▶ [TO DO]: Produce an exact copy of the lines from the line containing "Output the text content of this document." through the last line of the entries below, and only those lines.
********************
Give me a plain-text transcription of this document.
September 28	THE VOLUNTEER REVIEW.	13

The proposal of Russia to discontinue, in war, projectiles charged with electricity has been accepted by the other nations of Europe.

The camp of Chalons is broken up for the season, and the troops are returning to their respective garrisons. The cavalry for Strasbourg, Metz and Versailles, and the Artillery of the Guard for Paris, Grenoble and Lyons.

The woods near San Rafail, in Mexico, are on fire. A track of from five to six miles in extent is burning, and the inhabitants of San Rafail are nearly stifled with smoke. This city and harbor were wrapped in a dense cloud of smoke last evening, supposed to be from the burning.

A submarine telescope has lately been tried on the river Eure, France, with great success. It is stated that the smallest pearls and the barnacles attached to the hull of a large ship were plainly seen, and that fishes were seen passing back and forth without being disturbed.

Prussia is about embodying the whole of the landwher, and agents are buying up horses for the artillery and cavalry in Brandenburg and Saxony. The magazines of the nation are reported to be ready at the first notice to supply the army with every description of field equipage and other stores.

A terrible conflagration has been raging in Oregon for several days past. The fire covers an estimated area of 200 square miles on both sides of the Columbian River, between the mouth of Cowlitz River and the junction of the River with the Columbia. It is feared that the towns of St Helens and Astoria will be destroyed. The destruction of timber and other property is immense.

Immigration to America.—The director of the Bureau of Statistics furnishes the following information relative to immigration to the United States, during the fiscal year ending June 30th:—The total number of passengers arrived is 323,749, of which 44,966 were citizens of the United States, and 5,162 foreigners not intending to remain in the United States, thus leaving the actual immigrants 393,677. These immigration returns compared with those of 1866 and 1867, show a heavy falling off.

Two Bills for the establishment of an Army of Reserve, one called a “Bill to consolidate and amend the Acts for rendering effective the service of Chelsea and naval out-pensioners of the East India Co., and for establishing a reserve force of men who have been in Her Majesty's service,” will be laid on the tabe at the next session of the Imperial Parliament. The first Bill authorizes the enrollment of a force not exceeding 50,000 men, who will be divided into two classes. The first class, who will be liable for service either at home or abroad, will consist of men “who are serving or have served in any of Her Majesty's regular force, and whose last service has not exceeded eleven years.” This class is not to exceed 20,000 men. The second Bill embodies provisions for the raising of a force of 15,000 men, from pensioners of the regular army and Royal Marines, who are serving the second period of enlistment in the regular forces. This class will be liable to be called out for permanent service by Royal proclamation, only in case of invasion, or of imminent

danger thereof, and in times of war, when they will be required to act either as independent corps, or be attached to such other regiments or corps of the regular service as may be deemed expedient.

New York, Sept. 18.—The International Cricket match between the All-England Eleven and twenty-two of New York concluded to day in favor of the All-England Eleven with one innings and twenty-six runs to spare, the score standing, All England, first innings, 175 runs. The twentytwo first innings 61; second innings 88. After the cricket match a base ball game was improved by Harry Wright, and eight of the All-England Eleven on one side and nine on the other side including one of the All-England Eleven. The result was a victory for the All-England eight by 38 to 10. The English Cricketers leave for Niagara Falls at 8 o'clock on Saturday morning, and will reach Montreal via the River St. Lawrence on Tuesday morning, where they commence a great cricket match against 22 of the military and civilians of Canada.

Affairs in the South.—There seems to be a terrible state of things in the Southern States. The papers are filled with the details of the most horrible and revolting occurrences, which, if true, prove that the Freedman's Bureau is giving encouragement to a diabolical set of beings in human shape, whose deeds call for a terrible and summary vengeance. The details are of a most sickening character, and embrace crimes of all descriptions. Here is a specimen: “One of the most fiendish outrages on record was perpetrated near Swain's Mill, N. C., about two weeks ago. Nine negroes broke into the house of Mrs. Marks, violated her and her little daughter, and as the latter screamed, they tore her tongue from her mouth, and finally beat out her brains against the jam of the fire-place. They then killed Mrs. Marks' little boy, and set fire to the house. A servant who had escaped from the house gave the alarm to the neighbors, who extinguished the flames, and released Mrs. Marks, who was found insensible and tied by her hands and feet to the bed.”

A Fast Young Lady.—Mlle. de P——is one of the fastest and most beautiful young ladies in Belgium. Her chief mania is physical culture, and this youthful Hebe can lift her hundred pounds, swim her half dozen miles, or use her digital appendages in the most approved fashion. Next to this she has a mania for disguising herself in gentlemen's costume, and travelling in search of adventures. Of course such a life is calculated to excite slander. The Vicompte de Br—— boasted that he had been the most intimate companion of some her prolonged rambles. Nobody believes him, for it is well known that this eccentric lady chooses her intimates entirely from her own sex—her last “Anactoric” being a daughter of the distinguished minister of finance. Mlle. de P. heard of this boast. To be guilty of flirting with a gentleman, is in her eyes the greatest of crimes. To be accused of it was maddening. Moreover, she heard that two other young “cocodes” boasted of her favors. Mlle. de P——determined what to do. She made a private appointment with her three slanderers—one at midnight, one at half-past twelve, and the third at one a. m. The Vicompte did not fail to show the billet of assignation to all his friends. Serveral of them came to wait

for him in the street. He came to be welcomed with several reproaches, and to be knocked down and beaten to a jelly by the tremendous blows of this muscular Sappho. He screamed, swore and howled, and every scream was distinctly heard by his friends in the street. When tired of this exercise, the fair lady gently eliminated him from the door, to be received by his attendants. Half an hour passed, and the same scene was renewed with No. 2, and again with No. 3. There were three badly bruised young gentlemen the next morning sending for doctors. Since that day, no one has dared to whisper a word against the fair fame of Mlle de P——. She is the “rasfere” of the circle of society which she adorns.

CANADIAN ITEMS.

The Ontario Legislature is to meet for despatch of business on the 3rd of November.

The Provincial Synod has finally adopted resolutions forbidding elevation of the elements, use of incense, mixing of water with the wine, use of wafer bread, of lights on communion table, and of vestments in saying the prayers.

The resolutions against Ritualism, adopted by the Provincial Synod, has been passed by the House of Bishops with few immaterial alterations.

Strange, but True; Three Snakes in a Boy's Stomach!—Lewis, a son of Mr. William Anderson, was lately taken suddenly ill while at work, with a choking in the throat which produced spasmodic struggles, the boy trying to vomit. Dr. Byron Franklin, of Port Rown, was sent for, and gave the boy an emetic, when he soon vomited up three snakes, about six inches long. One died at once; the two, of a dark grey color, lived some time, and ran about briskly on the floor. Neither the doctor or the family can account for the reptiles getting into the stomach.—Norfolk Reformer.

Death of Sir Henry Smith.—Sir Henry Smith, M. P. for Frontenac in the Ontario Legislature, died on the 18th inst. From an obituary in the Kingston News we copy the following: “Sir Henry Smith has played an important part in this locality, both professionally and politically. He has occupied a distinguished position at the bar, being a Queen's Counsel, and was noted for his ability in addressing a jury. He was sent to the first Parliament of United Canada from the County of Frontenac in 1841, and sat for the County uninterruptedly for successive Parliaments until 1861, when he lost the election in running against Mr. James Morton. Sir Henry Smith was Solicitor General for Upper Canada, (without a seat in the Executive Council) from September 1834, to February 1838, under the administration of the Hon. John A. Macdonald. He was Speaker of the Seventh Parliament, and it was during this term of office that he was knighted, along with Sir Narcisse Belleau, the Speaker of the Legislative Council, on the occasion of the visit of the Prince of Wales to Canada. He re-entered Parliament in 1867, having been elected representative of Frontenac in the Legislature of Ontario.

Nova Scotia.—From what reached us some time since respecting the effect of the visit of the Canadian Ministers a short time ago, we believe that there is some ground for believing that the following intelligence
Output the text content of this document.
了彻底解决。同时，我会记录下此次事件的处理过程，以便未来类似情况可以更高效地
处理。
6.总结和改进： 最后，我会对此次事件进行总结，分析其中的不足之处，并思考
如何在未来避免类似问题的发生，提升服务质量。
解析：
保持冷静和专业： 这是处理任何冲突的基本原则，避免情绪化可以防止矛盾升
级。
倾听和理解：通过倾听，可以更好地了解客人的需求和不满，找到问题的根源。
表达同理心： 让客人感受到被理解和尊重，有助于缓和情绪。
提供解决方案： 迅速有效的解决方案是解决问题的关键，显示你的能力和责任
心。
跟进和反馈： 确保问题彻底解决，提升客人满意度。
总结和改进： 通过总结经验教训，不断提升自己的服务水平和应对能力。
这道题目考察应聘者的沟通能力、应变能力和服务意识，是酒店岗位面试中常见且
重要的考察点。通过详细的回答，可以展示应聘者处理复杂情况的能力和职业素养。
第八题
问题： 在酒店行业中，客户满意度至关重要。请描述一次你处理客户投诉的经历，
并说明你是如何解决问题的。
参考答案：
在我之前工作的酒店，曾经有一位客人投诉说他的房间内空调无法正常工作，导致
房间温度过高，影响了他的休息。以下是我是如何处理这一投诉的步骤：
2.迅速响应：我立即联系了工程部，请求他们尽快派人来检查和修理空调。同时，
********************
▶ [SOLUTION TO THIS EXERCISE]:
Output the text content of this document.
了彻底解决。同时，我会记录下此次事件的处理过程，以便未来类似情况可以更高效地
处理。
6.总结和改进： 最后，我会对此次事件进行总结，分析其中的不足之处，并思考
如何在未来避免类似问题的发生，提升服务质量。
解析：
保持冷静和专业： 这是处理任何冲突的基本原则，避免情绪化可以防止矛盾升
级。
倾听和理解：通过倾听，可以更好地了解客人的需求和不满，找到问题的根源。
表达同理心： 让客人感受到被理解和尊重，有助于缓和情绪。
提供解决方案： 迅速有效的解决方案是解决问题的关键，显示你的能力和责任
心。
跟进和反馈： 确保问题彻底解决，提升客人满意度。
总结和改进： 通过总结经验教训，不断提升自己的服务水平和应对能力。
这道题目考察应聘者的沟通能力、应变能力和服务意识，是酒店岗位面试中常见且
重要的考察点。通过详细的回答，可以展示应聘者处理复杂情况的能力和职业素养。
第八题
问题： 在酒店行业中，客户满意度至关重要。请描述一次你处理客户投诉的经历，
并说明你是如何解决问题的。
参考答案：
在我之前工作的酒店，曾经有一位客人投诉说他的房间内空调无法正常工作，导致
房间温度过高，影响了他的休息。以下是我是如何处理这一投诉的步骤：
2.迅速响应：我立即联系了工程部，请求他们尽快派人来检查和修理空调。同时，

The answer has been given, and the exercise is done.